━━━━━ Dataset extract
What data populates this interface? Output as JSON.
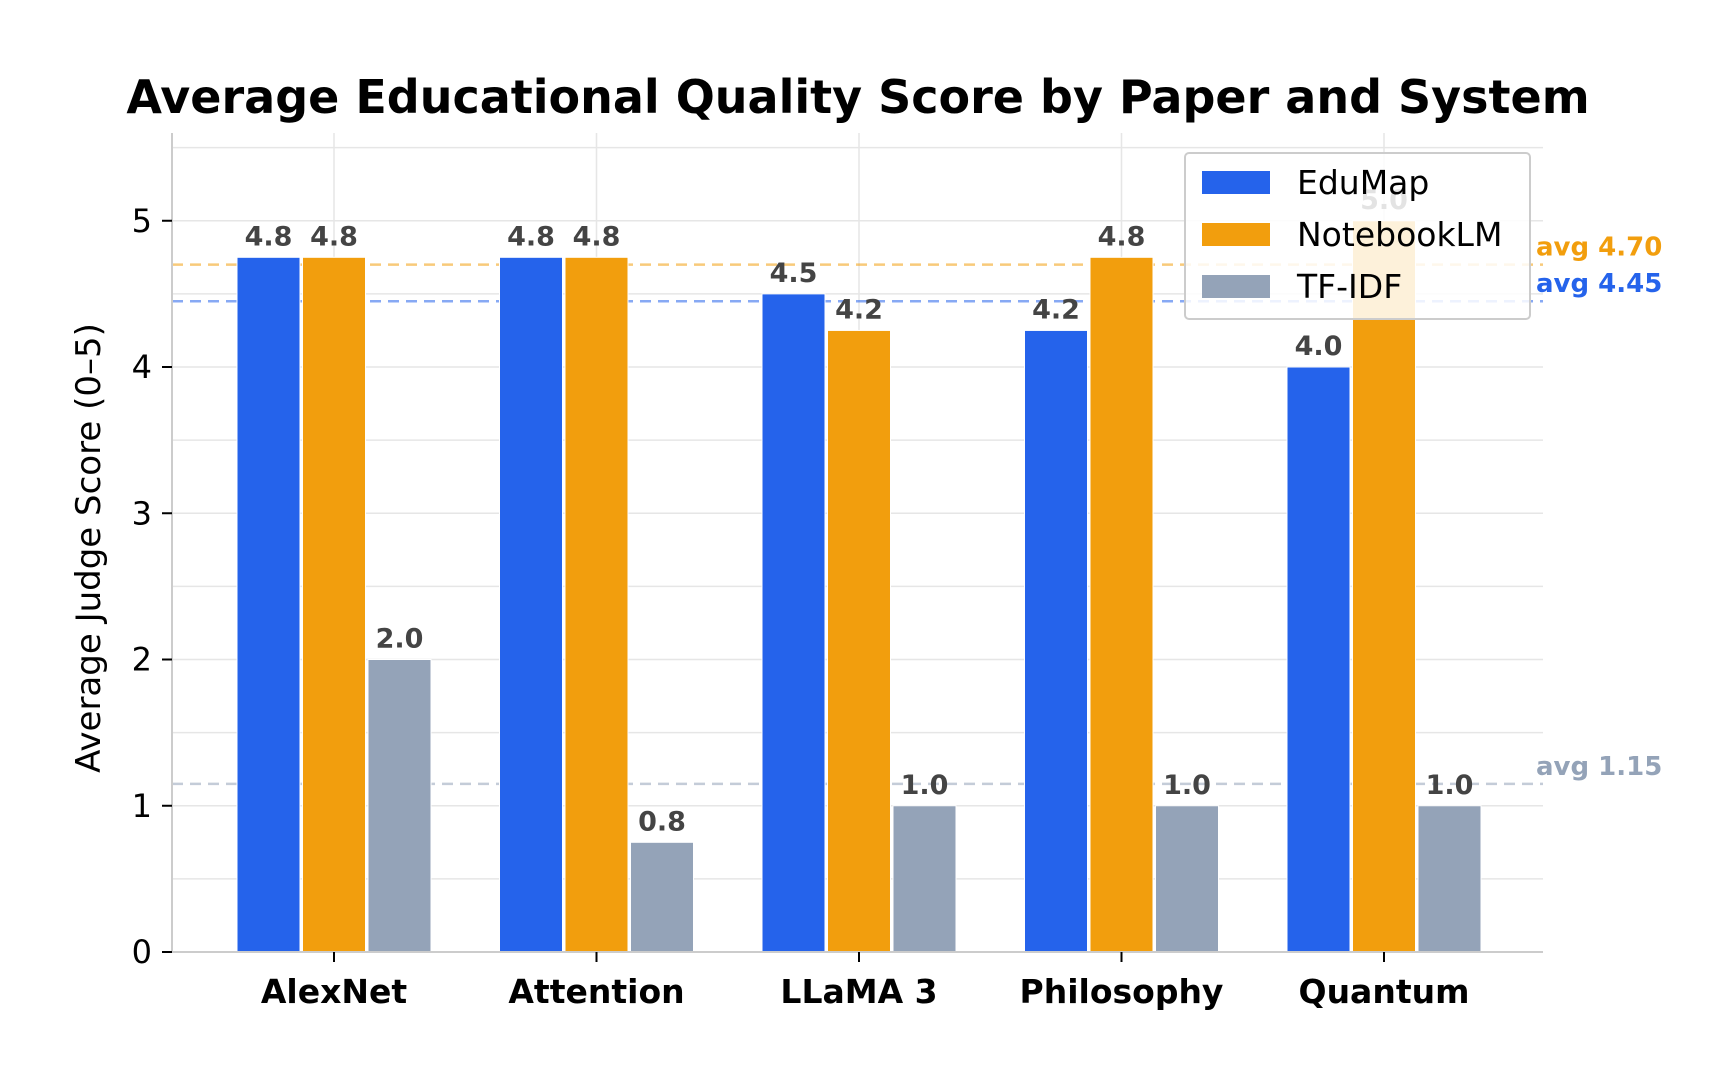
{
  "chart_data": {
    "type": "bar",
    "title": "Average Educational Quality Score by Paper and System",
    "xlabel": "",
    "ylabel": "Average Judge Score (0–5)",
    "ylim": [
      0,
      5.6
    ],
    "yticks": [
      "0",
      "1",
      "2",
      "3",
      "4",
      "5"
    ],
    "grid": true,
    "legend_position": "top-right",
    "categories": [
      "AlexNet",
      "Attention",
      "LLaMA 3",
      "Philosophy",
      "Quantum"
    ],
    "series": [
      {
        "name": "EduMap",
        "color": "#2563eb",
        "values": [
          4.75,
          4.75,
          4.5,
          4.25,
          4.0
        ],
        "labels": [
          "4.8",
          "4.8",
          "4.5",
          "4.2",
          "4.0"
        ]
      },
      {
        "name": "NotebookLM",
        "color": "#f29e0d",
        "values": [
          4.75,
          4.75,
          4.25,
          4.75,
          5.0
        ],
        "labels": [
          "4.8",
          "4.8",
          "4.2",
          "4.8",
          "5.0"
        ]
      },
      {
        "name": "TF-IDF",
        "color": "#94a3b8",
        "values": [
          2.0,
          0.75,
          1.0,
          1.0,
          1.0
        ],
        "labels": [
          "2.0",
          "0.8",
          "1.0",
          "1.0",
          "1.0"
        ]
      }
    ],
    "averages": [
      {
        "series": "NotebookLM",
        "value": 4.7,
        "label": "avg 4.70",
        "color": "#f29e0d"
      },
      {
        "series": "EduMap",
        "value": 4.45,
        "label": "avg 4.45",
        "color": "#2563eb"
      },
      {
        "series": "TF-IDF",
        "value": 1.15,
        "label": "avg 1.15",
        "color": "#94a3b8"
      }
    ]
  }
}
━━━━━━━━━━
━━━━━ Dataset extract
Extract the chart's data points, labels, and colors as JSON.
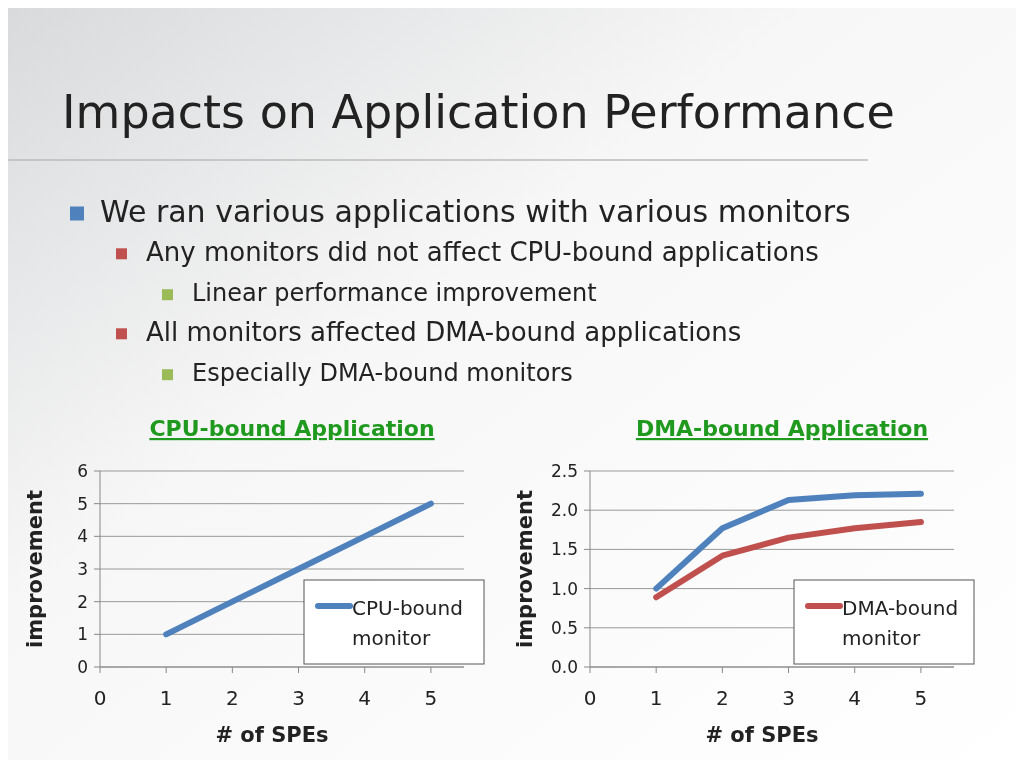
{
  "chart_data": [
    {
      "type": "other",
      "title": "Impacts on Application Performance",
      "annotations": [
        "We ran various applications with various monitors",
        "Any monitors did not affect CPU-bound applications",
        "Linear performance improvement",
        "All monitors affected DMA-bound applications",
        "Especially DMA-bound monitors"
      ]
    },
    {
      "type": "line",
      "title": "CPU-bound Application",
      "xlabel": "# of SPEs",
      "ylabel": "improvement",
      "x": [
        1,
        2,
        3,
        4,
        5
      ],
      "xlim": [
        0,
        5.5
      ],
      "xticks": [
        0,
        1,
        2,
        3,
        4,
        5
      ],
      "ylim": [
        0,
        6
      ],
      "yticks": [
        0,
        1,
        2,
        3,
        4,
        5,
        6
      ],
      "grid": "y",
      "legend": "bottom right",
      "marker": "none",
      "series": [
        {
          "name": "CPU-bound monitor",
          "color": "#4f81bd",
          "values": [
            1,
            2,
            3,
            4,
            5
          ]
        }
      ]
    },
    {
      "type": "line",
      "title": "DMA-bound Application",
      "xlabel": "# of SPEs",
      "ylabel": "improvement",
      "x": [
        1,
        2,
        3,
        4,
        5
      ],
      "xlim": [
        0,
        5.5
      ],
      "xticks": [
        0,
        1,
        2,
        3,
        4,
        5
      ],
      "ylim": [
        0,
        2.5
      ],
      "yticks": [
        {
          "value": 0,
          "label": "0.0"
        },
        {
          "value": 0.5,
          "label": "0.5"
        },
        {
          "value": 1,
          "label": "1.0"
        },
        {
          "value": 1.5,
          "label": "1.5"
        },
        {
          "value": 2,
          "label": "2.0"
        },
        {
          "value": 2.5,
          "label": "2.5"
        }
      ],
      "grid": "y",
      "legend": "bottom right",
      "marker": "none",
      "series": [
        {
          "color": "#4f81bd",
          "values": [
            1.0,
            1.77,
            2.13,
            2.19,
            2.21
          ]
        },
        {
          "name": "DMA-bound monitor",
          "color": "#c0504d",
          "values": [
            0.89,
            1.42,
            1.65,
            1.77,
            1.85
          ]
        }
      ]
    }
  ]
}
━━━━━━━━━━
Where a line in the material above holds "bound", copy that line.

Exercise output:
        "Any monitors did not affect CPU-bound applications",
        "All monitors affected DMA-bound applications",
        "Especially DMA-bound monitors"
      "title": "CPU-bound Application",
          "name": "CPU-bound monitor",
      "title": "DMA-bound Application",
          "name": "DMA-bound monitor",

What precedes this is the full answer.